- OBJECTIVE -
Look through the data below. Show each line where the string "profesionale" occurs.

Dataset entries:
=-=-=

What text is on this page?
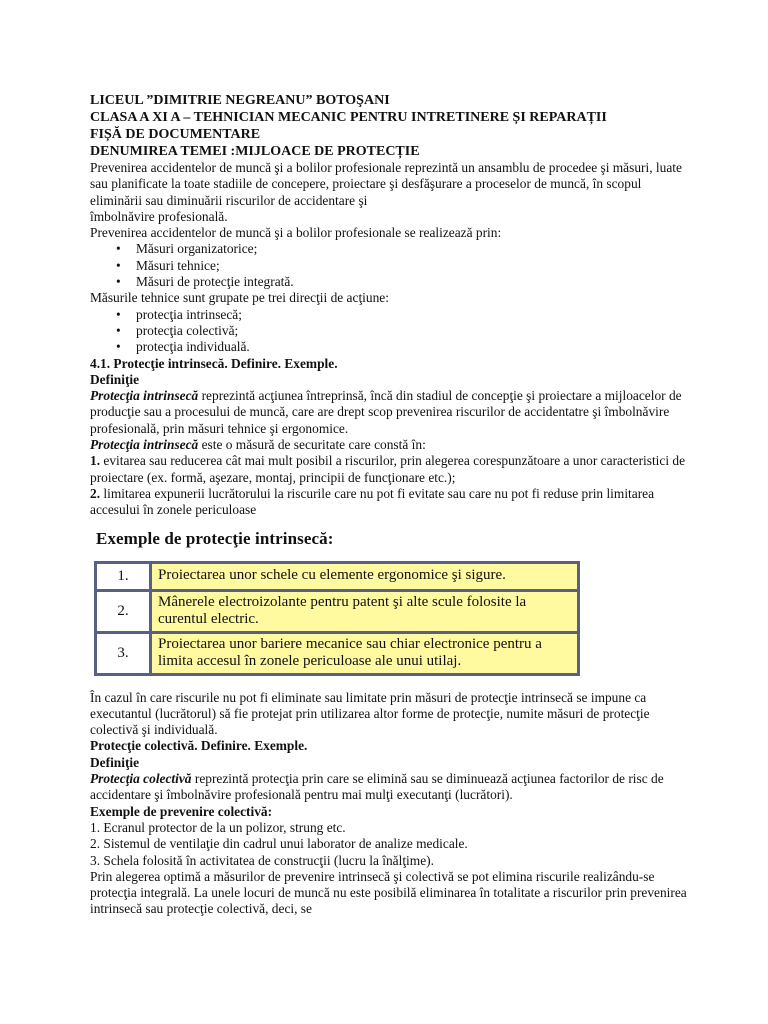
LICEUL ”DIMITRIE NEGREANU” BOTOŞANI

CLASA A XI A – TEHNICIAN MECANIC PENTRU INTRETINERE ȘI REPARAȚII

FIȘĂ DE DOCUMENTARE

DENUMIREA TEMEI :MIJLOACE DE PROTECȚIE

Prevenirea accidentelor de muncă şi a bolilor profesionale reprezintă un ansamblu de procedee şi măsuri, luate

sau planificate la toate stadiile de concepere, proiectare şi desfăşurare a proceselor de muncă, în scopul

eliminării sau diminuării riscurilor de accidentare şi

îmbolnăvire profesională.

Prevenirea accidentelor de muncă şi a bolilor profesionale se realizează prin:

• Măsuri organizatorice;
• Măsuri tehnice;
• Măsuri de protecţie integrată.

Măsurile tehnice sunt grupate pe trei direcţii de acţiune:

• protecţia intrinsecă;
• protecţia colectivă;
• protecţia individuală.

4.1. Protecţie intrinsecă. Definire. Exemple.

Definiţie

Protecţia intrinsecă reprezintă acţiunea întreprinsă, încă din stadiul de concepţie şi proiectare a mijloacelor de

producţie sau a procesului de muncă, care are drept scop prevenirea riscurilor de accidentatre şi îmbolnăvire

profesională, prin măsuri tehnice şi ergonomice.

Protecţia intrinsecă este o măsură de securitate care constă în:

1. evitarea sau reducerea cât mai mult posibil a riscurilor, prin alegerea corespunzătoare a unor caracteristici de

proiectare (ex. formă, aşezare, montaj, principii de funcţionare etc.);

2. limitarea expunerii lucrătorului la riscurile care nu pot fi evitate sau care nu pot fi reduse prin limitarea

accesului în zonele periculoase

Exemple de protecţie intrinsecă:
1.	Proiectarea unor schele cu elemente ergonomice şi sigure.
2.	Mânerele electroizolante pentru patent şi alte scule folosite la
curentul electric.
3.	Proiectarea unor bariere mecanice sau chiar electronice pentru a
limita accesul în zonele periculoase ale unui utilaj.

În cazul în care riscurile nu pot fi eliminate sau limitate prin măsuri de protecţie intrinsecă se impune ca

executantul (lucrătorul) să fie protejat prin utilizarea altor forme de protecţie, numite măsuri de protecţie

colectivă şi individuală.

Protecţie colectivă. Definire. Exemple.

Definiţie

Protecţia colectivă reprezintă protecţia prin care se elimină sau se diminuează acţiunea factorilor de risc de

accidentare şi îmbolnăvire profesională pentru mai mulţi executanţi (lucrători).

Exemple de prevenire colectivă:

1. Ecranul protector de la un polizor, strung etc.

2. Sistemul de ventilaţie din cadrul unui laborator de analize medicale.

3. Schela folosită în activitatea de construcţii (lucru la înălţime).

Prin alegerea optimă a măsurilor de prevenire intrinsecă şi colectivă se pot elimina riscurile realizându-se

protecţia integrală. La unele locuri de muncă nu este posibilă eliminarea în totalitate a riscurilor prin prevenirea

intrinsecă sau protecţie colectivă, deci, se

=-=-=

- WRITTEN SOLUTION -
Prevenirea accidentelor de muncă şi a bolilor profesionale reprezintă un ansamblu de procedee şi măsuri, luate
Prevenirea accidentelor de muncă şi a bolilor profesionale se realizează prin:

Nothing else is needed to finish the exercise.